═══ Study text ═══
Obviously director Shunya Ito wanted to create art-porn & provides excellent cinematography with manga-inspired framing of the pictorial content. He also wrote the recurring theme song "Urami-Bushi" which became a big hit song sung by Kaji Meiko herself, & which in Tarantino's Kill Bill. Meiko's other great hit is "Shura no Hana" from Lady Snowblood also replayed in Kill Bill.

The first Scorpion movie was the director's first film, & would seem to be as marked by his vision as by manga artist Tooru Shinohara (creator also of the Oka-no-Onna "Zero Woman Assassin" series filmed through the 1990s). The director also seems to have learned quite a bit about visuals during the filming of the first installment, because Part II is a visual improvement, even though the story (such as it is) is merely more-of-same.
═══ Material provided ═══
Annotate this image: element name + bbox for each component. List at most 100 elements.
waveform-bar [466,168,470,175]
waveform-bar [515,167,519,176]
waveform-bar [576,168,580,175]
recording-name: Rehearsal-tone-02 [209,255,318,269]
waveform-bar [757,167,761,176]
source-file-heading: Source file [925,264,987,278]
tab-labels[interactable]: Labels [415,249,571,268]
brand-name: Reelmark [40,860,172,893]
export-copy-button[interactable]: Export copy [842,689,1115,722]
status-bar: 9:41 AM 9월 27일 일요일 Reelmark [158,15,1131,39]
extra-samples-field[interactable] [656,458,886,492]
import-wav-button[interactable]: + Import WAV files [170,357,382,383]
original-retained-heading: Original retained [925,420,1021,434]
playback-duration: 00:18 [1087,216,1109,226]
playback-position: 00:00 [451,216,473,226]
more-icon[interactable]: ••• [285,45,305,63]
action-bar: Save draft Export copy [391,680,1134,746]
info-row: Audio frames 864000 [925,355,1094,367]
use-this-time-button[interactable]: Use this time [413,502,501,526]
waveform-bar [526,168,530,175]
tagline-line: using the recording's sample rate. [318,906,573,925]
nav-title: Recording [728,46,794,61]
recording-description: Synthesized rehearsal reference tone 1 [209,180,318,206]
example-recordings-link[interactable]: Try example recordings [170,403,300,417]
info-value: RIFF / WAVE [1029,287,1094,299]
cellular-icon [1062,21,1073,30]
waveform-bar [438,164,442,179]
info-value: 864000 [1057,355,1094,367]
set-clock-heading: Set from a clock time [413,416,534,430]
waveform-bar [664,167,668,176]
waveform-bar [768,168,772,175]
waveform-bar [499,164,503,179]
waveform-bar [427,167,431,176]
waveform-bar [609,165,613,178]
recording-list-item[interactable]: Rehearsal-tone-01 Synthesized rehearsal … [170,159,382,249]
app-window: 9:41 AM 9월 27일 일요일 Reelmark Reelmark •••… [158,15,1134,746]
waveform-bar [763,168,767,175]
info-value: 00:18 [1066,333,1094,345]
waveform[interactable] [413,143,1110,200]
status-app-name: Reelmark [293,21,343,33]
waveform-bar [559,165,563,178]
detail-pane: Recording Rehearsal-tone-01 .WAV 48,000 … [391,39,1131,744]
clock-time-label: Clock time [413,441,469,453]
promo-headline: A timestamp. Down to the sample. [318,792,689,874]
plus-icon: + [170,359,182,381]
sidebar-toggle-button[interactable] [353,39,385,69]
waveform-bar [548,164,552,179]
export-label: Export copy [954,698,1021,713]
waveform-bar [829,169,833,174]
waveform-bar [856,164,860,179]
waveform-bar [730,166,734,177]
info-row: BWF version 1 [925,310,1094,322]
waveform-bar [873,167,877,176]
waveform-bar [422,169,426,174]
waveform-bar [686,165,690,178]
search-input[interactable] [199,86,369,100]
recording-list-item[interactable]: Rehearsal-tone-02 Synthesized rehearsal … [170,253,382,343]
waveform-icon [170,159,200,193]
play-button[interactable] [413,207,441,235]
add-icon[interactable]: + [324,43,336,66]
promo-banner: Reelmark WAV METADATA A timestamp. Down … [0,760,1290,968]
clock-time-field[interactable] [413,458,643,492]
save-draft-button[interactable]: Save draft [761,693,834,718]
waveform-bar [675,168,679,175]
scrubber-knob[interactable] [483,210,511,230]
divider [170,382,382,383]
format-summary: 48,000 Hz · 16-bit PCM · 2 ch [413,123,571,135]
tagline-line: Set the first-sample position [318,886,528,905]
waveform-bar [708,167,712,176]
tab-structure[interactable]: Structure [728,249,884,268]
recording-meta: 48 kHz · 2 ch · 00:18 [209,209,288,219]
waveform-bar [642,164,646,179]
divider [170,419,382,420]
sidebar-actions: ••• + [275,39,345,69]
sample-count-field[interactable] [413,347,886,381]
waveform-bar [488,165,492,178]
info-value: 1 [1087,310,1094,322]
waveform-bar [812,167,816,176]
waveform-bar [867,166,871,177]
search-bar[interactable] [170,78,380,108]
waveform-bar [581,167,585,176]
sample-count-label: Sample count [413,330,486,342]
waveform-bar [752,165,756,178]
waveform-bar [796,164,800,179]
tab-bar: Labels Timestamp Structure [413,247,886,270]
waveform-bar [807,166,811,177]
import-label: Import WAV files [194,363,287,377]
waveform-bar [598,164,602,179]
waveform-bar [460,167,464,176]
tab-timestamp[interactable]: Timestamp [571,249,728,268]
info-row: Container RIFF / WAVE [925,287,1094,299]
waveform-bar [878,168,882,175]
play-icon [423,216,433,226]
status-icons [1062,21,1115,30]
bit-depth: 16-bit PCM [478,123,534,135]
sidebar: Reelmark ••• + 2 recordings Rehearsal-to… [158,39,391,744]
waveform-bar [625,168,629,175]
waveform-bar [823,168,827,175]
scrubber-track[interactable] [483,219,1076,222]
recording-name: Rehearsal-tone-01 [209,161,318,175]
═══
Tasks:
1 – Summarize the commentary on the Scorpion films in two sentences.
2 – Extend the commentary on the Scorpion films, starting after its final sentence.
The items play no part in this work.

Answers to the tasks:
1 – Director Shunya Ito aimed at art-porn and gave the Scorpion films excellent cinematography with manga-inspired framing, and the theme song "Urami-Bushi," sung by Kaji Meiko, became a big hit. The first Scorpion movie was Ito's debut and bears the mark of manga artist Tooru Shinohara as well as his own, while Part II improves visually even though its story is merely more of the same.

2 –
Jailhouse 41In Jailhouse 41 the virtually mute "strong & silent" Scorpion Matsu has been living in solitary confinement perpetually hogtied, due to her rebellious nature & her ability to inspire other women in the prison. Even tied up, she has been sharpening a spoon by holding it in her teeth & rubbing it on the concrete floor, so you just know trouble's a brewing for someone.

She is cleaned up & temporarily released into the general population because of a pending inspection, which following her further rebellion & torture finally gives her the opportunity to escape with other women. Gang rape & torture are so much the focus that the moments of Scorpion's revenge or antiheroic character really seem beside the point, the degrading misogyny of the thing runs very deep. The most violently misogynist film by Dario Argento does not equal this, but then, neither do the women he puts in such positions match Kaji Meiko's glowering menace & beauty. And the infamously violent imagery of Takashi Miike in films like Ichi the Killer have a greater mutuality, not to mention faggotiness, being not about women but about beautiful violent men.

On a relative scale of things, the second film is the best of the lot. Bondage & Discipline freaks invariably adore it, as do trash cinema geeks. There may not be quite enough of a story for it to amount to much else, but sometimes that's enough.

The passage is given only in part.